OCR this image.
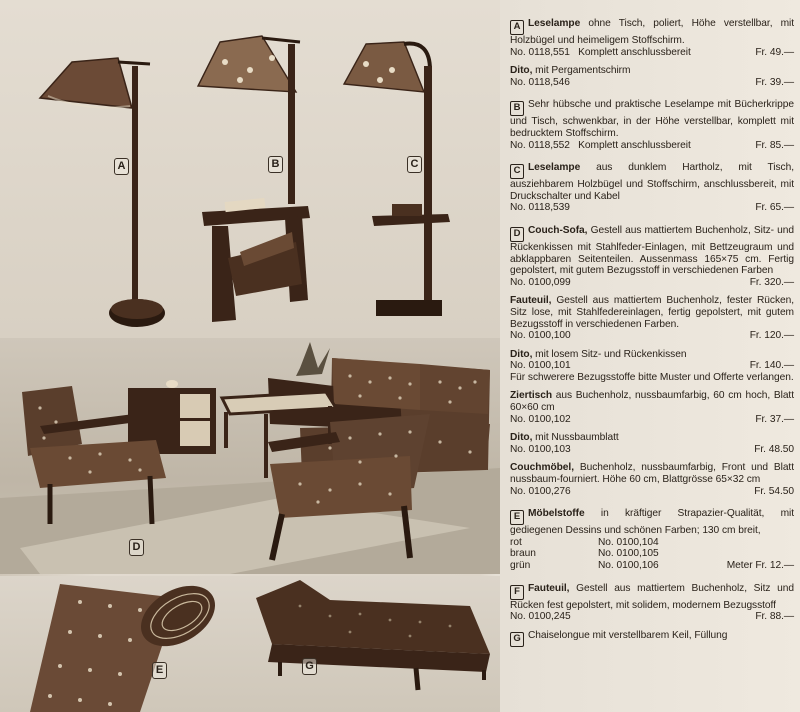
A	B	C
D
E	G

A Leselampe ohne Tisch, poliert, Höhe verstellbar, mit Holzbügel und heimeligem Stoffschirm.

No. 0118,551 Komplett anschlussbereit	Fr. 49.—

Dito, mit Pergamentschirm

No. 0118,546	Fr. 39.—

B Sehr hübsche und praktische Leselampe mit Bücherkrippe und Tisch, schwenkbar, in der Höhe verstellbar, komplett mit bedrucktem Stoffschirm.

No. 0118,552 Komplett anschlussbereit	Fr. 85.—

C Leselampe aus dunklem Hartholz, mit Tisch, ausziehbarem Holzbügel und Stoffschirm, anschlussbereit, mit Druckschalter und Kabel

No. 0118,539	Fr. 65.—

D Couch-Sofa, Gestell aus mattiertem Buchenholz, Sitz- und Rückenkissen mit Stahlfeder-Einlagen, mit Bettzeugraum und abklappbaren Seitenteilen. Aussenmass 165×75 cm. Fertig gepolstert, mit gutem Bezugsstoff in verschiedenen Farben

No. 0100,099	Fr. 320.—

Fauteuil, Gestell aus mattiertem Buchenholz, fester Rücken, Sitz lose, mit Stahlfedereinlagen, fertig gepolstert, mit gutem Bezugsstoff in verschiedenen Farben.

No. 0100,100	Fr. 120.—

Dito, mit losem Sitz- und Rückenkissen

No. 0100,101	Fr. 140.—

Für schwerere Bezugsstoffe bitte Muster und Offerte verlangen.

Ziertisch aus Buchenholz, nussbaumfarbig, 60 cm hoch, Blatt 60×60 cm

No. 0100,102	Fr. 37.—

Dito, mit Nussbaumblatt

No. 0100,103	Fr. 48.50

Couchmöbel, Buchenholz, nussbaumfarbig, Front und Blatt nussbaum-fourniert. Höhe 60 cm, Blattgrösse 65×32 cm

No. 0100,276	Fr. 54.50

E Möbelstoffe in kräftiger Strapazier-Qualität, mit gediegenen Dessins und schönen Farben; 130 cm breit,

rot	No. 0100,104
braun	No. 0100,105
grün	No. 0100,106	Meter Fr. 12.—

F Fauteuil, Gestell aus mattiertem Buchenholz, Sitz und Rücken fest gepolstert, mit solidem, modernem Bezugsstoff

No. 0100,245	Fr. 88.—

G Chaiselongue mit verstellbarem Keil, Füllung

========

• _Aim of the task_: Check each line of the data above for the string "anschlussbereit", then report how many lines have it, with no other words.

• _Result below_: 3